• **TAREAS REQUERIDAS**
(A) Enumera todos los años que se mencionan en el texto sobre la sostenibilidad en las pymes españolas.
(B) Escribe una continuación del texto sobre la sostenibilidad en las pymes españolas a partir de su última frase.

• **TEXTO DE LECTURA**
--

Sólo tres de cada diez pequeñas y medianas empresas españolas han incorporado prácticas sostenibles en 2025. El dato refleja un estancamiento preocupante en comparación con años anteriores y deja claro que la sostenibilidad todavía no ha calado en la mayoría de los pequeños negocios.

Y para autónomos y micropymes, estar rezagados supone una desventaja competitiva en un momento en el que Europa presiona cada vez más con objetivos medioambientales.

El II Informe de Pymes y Autónomos en Españas, elaborado por Hiscox, muestra que apenas un tercio de las empresas españolas aplica medidas ambientales, sociales o de gobernanza. Si se incluyen las que prevén hacerlo a corto plazo, el compromiso sube al 42,5%, apenas un punto más que en 2024 y lejos del 49,4% alcanzado en 2022. La falta de avance confirma que los pequeños negocios españoles siguen siendo reacios a integrar la sostenibilidad en sus modelos.

--

• **DATOS**

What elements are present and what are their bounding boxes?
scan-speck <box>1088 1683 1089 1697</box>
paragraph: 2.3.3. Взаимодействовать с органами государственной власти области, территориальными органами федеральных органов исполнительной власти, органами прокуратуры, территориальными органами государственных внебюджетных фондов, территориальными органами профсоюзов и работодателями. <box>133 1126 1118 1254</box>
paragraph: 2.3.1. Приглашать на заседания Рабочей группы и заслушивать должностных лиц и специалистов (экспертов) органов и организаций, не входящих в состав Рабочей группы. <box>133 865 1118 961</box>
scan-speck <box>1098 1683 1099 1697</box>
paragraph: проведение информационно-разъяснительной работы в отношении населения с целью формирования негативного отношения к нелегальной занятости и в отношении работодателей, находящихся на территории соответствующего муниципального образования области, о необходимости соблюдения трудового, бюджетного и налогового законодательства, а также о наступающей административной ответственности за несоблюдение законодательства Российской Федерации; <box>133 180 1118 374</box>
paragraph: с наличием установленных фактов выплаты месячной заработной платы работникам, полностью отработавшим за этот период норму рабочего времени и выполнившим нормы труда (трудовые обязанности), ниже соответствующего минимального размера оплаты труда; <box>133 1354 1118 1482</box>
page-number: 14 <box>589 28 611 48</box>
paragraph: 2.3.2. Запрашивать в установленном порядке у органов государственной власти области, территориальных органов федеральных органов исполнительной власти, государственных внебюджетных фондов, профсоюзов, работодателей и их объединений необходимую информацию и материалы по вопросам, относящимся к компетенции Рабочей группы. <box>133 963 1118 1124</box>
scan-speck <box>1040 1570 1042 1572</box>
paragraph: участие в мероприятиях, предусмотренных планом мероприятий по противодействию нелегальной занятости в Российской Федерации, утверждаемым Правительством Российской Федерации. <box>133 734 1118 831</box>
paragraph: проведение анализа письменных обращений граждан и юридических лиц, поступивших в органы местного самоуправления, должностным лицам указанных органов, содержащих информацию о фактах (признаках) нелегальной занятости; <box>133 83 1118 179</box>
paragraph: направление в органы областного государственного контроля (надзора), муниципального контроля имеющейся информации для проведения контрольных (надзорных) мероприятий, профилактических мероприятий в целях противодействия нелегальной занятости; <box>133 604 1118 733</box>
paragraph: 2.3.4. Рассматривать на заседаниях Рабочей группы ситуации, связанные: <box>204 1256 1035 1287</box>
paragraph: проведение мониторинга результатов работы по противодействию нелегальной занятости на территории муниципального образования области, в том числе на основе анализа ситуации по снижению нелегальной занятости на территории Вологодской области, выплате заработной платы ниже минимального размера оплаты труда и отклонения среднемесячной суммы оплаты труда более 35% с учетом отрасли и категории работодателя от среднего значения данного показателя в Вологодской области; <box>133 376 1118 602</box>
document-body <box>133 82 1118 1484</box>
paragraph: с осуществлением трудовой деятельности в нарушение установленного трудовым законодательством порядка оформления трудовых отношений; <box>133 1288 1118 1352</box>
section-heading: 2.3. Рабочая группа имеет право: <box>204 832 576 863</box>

--

• **RESPUESTAS POR NÚMERO**
(A) 2025, 2024, 2022

(B)
Sólo uno de cada tres autónomos sin empleados aplica prácticas sostenibles

Las pymes medianas, de entre 10 y 249 trabajadores, encabezan la adopción con un 77% de compromiso. Seguidas por las grandes, con más de dos millones de euros de facturación, con un 62%. En el lado opuesto se sitúan los autónomos sin empleados, con solo un 32% de implicación en este ámbito.

Las micropymes muestran una ligera mejora, con un 54% de iniciativas sostenibles, pero siguen quedando atrás respecto a compañías de mayor tamaño. Entre quienes facturan menos de dos millones de euros, el compromiso cae al 40%. Esta brecha pone de manifiesto las dificultades de los negocios más pequeños para destinar recursos a cambios que no siempre perciben como urgentes.

El informe refleja también que la antigüedad de la empresa no marca una diferencia significativa. Los negocios con menos de cinco años de trayectoria presentan un 42,7% de medidas adoptadas o en marcha, frente al 42,5% de los más consolidados. Tampoco los sectores muestran un liderazgo claro: la industria alcanza un 42%, mientras que comercio y otros servicios se sitúan en el 42,7%.

Micropymes y autónomos siguen rezagados en la transición hacia modelos sostenibles
Micropymes y autónomos siguen rezagados en la transición hacia modelos sostenibles.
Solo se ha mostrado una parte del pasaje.